Instructions for the task: Using the entries that follow, count the lines containing the word "xlabel" and give that number by itself.

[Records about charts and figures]

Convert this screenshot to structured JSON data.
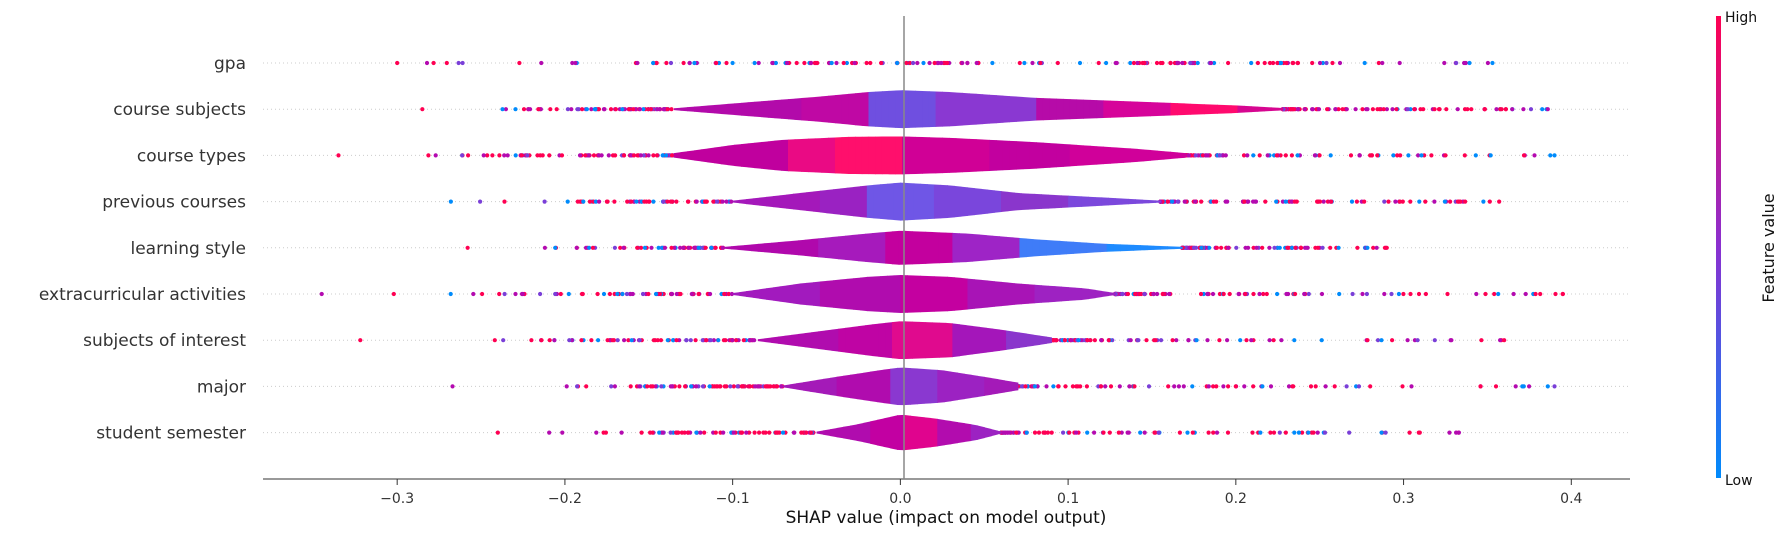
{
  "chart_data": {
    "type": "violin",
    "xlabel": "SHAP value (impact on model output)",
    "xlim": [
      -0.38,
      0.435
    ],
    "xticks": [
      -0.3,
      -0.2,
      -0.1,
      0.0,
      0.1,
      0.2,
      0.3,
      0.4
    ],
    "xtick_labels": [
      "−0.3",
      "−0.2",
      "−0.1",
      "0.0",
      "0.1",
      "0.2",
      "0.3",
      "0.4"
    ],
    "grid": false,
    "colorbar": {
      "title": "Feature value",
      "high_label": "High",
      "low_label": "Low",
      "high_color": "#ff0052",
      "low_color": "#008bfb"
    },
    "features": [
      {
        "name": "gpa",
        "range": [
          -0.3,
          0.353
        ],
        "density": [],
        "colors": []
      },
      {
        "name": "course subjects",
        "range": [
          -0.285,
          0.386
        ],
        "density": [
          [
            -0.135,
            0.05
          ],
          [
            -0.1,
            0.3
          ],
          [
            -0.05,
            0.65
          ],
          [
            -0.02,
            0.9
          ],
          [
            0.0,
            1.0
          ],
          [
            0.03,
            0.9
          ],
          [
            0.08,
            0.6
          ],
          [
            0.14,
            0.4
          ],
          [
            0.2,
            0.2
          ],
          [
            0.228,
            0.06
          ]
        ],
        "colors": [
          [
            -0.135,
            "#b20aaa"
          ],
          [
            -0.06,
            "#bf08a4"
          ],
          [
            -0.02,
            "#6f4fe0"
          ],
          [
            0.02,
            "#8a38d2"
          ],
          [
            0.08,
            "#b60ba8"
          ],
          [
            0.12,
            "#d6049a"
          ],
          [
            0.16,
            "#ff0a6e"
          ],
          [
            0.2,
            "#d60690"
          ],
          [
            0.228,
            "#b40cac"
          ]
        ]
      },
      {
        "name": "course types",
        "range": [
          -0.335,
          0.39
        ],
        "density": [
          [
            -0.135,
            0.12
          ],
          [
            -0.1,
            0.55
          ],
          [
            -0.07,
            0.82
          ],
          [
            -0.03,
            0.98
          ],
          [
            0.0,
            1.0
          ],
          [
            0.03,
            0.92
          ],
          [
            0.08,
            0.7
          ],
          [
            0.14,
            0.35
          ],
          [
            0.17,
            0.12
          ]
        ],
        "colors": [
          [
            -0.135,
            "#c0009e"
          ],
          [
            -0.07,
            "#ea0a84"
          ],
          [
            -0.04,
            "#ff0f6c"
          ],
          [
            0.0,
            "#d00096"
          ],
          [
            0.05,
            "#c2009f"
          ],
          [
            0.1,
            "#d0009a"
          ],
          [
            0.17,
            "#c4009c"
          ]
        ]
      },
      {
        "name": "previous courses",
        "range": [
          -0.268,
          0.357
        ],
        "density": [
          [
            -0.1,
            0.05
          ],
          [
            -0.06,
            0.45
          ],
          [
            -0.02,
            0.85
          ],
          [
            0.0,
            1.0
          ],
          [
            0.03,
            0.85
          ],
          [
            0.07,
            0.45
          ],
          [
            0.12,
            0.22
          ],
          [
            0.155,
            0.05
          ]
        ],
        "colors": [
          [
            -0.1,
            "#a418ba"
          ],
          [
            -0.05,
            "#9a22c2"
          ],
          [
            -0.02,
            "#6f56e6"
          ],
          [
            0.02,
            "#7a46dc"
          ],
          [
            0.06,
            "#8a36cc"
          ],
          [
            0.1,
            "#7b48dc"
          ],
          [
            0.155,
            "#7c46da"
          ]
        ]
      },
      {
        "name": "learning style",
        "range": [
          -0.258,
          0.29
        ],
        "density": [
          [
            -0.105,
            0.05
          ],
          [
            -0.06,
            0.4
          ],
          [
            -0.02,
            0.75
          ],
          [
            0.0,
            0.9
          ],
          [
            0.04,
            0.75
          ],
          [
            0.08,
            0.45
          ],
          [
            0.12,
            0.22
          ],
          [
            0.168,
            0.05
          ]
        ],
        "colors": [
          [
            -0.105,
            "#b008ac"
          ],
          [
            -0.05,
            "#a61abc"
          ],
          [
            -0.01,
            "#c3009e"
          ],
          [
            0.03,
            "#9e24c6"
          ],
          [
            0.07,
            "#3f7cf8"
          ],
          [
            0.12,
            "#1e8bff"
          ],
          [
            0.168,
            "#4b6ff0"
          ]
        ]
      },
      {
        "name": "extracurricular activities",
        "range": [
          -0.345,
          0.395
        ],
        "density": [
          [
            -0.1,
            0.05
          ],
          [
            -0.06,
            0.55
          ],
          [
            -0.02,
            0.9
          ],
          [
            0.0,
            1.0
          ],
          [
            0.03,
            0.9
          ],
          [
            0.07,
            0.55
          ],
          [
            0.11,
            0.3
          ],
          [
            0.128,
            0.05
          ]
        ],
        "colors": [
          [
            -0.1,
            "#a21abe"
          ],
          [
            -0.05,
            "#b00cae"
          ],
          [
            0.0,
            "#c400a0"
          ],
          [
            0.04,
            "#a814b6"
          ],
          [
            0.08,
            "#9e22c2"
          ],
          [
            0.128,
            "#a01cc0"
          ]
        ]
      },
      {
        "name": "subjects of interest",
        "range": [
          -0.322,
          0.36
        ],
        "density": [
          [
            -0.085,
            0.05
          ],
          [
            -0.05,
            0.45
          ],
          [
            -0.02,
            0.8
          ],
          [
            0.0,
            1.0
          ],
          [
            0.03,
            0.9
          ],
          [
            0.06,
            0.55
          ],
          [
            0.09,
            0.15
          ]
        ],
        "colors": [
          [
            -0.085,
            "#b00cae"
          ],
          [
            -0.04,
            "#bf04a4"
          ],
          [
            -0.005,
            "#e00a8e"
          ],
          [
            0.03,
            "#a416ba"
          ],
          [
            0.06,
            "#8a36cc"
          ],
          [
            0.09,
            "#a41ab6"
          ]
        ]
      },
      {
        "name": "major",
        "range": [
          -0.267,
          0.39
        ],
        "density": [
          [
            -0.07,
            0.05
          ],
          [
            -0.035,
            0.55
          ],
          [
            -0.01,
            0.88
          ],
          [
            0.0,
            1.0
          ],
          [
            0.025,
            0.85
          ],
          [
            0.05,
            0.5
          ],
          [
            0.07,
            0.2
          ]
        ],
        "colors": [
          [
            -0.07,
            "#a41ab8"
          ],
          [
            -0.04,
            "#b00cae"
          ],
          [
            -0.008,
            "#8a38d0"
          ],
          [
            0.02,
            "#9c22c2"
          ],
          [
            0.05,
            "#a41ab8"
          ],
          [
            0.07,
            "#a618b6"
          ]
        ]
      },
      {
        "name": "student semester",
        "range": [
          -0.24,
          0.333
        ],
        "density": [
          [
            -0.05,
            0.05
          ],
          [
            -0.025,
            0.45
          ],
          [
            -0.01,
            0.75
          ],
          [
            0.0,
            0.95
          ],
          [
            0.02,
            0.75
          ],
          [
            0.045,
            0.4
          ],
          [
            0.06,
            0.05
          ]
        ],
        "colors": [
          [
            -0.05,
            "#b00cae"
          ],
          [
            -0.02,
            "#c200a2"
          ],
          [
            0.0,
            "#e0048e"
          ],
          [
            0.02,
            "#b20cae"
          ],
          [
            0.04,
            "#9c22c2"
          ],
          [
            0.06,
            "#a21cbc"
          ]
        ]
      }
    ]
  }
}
* * *
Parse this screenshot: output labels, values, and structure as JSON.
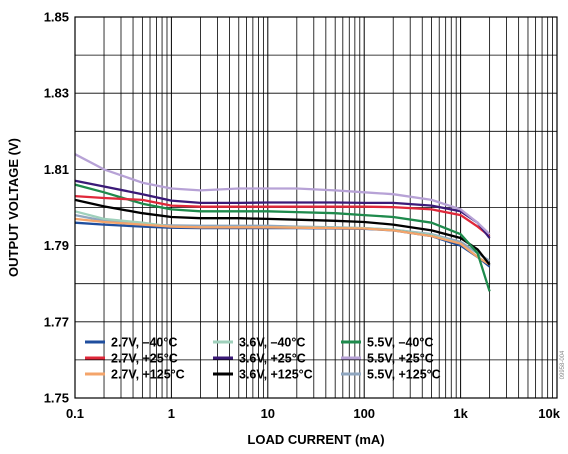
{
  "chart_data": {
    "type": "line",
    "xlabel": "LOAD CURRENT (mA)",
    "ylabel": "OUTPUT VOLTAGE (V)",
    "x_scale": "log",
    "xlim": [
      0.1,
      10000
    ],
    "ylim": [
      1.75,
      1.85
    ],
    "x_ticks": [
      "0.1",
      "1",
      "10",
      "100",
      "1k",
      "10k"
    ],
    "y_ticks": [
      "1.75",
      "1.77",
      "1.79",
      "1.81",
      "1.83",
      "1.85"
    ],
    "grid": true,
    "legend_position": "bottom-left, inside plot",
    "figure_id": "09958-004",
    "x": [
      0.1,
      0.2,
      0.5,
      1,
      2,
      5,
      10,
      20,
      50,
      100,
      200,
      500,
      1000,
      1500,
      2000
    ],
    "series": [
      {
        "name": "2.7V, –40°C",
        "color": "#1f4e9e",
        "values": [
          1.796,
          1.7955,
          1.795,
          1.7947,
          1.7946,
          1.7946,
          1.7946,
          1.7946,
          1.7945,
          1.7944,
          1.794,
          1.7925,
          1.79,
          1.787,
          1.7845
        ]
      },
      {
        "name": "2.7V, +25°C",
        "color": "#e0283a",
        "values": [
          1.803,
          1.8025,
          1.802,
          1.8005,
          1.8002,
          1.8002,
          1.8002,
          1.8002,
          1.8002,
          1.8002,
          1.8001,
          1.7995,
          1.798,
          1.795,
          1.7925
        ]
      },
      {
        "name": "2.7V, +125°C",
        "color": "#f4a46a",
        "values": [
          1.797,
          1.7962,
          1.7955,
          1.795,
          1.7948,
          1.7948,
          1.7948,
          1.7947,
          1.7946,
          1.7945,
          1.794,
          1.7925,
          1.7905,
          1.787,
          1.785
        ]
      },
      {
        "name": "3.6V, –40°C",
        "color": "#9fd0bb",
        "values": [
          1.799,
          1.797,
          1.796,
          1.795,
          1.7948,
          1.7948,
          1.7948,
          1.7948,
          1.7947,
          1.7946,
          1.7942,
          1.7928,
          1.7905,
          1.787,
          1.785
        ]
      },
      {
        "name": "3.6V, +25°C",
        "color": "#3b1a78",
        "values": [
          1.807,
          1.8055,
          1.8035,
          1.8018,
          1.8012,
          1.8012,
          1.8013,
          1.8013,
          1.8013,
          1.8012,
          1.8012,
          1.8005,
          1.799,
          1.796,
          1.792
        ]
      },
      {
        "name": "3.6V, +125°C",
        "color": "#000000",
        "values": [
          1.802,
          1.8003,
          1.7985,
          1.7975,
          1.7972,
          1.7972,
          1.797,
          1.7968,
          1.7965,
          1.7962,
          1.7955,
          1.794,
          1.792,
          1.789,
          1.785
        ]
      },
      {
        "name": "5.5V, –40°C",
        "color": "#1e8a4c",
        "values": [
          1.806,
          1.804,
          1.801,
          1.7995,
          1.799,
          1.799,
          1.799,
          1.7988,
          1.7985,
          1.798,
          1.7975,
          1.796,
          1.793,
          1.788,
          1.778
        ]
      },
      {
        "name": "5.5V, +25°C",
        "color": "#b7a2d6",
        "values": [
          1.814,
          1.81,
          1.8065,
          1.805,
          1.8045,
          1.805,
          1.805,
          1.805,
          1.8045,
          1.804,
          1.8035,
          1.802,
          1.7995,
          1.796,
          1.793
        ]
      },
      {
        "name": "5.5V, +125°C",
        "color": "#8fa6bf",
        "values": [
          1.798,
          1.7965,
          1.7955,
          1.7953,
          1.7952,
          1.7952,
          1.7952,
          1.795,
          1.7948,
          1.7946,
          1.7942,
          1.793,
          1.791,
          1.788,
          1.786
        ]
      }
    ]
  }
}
...
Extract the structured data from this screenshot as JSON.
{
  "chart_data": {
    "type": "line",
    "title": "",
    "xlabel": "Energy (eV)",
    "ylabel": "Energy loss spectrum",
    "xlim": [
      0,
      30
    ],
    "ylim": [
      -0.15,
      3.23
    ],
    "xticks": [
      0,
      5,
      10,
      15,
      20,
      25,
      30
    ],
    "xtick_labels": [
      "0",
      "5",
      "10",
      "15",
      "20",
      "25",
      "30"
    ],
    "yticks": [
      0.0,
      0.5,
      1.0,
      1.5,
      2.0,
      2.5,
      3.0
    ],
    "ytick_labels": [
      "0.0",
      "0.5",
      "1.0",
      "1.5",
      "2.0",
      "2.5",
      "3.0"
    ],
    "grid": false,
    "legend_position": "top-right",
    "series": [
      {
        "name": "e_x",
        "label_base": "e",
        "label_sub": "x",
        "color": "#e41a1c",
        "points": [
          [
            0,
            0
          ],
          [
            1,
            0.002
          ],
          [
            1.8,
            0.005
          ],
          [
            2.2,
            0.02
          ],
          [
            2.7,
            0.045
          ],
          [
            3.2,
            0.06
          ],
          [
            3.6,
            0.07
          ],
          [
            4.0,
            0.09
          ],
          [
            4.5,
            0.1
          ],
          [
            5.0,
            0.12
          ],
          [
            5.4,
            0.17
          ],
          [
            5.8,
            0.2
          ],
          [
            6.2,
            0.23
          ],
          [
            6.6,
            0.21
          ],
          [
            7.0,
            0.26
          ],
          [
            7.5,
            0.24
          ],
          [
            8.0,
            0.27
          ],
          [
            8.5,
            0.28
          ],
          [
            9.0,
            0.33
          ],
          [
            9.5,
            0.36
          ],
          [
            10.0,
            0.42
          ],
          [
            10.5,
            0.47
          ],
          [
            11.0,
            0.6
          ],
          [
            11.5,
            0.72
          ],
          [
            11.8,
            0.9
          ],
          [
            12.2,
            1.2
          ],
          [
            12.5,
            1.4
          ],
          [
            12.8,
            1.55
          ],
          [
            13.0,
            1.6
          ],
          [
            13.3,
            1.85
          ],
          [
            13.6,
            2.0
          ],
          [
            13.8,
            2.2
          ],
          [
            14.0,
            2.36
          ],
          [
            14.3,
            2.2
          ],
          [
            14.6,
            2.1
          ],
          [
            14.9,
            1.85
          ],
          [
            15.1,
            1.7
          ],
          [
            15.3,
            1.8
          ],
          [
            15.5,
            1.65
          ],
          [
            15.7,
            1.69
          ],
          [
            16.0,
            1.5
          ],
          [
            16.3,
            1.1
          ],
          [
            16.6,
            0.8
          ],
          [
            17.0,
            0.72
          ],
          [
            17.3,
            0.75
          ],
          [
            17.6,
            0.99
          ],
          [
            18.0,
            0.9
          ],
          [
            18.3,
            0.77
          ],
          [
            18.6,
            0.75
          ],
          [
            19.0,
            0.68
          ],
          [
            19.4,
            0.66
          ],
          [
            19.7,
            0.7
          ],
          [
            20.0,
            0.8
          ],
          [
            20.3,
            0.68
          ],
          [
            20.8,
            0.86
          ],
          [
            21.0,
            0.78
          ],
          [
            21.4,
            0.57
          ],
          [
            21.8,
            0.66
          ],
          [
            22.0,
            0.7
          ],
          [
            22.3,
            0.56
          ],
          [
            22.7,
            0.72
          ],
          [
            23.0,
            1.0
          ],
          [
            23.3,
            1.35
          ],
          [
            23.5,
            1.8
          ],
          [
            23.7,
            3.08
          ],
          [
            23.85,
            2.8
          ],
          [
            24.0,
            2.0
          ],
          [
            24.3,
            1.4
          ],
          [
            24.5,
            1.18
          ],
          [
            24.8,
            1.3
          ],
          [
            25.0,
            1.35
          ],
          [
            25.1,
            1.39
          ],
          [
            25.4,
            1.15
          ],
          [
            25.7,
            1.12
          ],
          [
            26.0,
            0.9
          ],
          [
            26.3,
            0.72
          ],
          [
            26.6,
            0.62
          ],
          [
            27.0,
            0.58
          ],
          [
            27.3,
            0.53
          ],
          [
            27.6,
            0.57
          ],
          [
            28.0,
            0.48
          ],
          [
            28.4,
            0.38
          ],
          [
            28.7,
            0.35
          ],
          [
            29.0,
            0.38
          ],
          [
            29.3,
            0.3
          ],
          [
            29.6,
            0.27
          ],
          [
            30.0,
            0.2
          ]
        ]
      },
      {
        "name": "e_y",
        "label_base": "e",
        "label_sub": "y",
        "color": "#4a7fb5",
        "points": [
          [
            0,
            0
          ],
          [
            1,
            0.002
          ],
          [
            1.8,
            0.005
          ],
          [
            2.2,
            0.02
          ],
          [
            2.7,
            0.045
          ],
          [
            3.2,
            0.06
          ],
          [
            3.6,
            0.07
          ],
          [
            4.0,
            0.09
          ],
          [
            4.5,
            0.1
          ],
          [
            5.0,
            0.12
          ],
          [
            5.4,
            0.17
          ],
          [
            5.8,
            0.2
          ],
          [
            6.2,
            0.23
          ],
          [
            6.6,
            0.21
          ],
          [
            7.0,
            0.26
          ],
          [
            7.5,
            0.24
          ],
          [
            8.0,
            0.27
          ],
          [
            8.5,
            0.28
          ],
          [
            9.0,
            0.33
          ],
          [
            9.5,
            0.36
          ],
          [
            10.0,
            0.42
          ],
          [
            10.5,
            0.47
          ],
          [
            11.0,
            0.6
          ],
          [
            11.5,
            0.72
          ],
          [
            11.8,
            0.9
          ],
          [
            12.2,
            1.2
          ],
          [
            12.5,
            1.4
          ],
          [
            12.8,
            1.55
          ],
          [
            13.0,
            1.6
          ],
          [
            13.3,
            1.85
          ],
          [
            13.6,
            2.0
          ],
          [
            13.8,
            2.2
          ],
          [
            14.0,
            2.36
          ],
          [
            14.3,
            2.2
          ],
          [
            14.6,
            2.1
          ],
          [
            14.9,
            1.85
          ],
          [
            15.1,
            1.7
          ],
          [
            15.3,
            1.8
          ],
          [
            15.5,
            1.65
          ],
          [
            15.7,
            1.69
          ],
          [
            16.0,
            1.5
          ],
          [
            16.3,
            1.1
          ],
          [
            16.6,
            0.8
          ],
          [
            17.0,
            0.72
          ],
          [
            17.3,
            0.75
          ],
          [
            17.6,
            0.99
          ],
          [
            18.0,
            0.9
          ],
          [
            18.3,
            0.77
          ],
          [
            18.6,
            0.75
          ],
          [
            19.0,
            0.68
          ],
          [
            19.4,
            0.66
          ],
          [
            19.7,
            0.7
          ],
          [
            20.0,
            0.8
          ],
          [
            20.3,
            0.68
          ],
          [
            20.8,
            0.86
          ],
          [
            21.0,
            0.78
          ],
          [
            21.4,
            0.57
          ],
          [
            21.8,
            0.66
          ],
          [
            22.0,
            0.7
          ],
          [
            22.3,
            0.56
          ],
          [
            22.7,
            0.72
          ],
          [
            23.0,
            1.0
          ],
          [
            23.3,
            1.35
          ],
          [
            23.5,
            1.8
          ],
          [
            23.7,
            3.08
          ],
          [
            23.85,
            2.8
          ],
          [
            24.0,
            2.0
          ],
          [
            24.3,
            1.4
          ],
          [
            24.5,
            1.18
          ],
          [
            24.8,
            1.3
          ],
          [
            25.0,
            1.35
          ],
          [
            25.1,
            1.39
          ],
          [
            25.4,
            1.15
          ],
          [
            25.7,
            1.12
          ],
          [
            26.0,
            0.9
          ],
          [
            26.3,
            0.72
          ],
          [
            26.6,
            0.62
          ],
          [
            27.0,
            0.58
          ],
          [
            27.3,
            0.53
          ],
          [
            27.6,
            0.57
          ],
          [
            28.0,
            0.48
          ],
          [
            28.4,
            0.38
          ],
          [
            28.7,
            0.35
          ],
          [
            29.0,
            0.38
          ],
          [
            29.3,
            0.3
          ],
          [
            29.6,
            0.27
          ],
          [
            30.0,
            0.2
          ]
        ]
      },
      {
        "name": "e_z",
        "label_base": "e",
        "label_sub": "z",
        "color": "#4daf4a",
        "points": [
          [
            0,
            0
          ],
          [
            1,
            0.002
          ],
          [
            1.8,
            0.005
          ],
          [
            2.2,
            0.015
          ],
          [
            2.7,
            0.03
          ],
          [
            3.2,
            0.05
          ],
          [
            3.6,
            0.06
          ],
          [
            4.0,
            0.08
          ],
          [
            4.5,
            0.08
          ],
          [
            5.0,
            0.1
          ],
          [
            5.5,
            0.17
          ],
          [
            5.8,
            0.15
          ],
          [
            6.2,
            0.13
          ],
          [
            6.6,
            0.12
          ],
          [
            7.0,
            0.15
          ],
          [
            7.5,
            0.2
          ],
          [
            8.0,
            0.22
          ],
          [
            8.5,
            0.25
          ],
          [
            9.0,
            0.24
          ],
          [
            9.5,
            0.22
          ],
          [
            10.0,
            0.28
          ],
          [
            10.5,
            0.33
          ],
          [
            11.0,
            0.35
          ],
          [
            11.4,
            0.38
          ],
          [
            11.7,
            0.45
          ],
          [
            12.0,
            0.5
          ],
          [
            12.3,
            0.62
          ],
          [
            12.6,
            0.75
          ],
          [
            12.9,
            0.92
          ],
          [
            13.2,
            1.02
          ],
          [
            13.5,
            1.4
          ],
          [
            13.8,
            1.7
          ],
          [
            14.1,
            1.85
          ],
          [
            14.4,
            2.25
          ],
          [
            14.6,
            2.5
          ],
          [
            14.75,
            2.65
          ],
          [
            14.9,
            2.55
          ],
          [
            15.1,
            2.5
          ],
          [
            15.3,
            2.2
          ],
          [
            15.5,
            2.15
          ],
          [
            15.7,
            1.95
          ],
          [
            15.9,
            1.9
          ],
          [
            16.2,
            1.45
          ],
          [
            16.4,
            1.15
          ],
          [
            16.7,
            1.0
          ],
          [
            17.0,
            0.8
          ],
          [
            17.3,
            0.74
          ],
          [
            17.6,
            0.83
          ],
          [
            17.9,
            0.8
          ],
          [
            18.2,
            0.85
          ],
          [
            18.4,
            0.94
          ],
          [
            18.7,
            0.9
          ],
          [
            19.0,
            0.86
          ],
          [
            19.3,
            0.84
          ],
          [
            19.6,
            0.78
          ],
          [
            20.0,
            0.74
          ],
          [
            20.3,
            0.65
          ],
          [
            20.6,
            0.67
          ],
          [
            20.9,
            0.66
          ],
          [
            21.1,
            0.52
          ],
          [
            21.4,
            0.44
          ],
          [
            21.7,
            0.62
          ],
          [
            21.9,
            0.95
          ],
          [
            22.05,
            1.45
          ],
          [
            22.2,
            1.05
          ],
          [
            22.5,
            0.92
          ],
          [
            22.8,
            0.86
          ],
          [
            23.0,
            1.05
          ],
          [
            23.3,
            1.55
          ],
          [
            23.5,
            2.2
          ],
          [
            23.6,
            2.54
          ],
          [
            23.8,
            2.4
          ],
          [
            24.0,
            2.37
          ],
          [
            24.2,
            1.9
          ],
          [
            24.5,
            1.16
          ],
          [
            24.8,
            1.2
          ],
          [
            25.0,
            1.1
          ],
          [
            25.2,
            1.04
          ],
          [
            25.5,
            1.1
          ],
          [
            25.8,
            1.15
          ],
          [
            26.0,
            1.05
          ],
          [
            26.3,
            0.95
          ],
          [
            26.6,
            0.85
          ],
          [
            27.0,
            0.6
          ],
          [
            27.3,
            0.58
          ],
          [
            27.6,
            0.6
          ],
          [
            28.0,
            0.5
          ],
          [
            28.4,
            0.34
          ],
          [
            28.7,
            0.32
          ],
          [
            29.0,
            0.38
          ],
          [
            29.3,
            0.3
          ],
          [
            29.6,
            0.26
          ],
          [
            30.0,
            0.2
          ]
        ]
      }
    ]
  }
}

In response: 3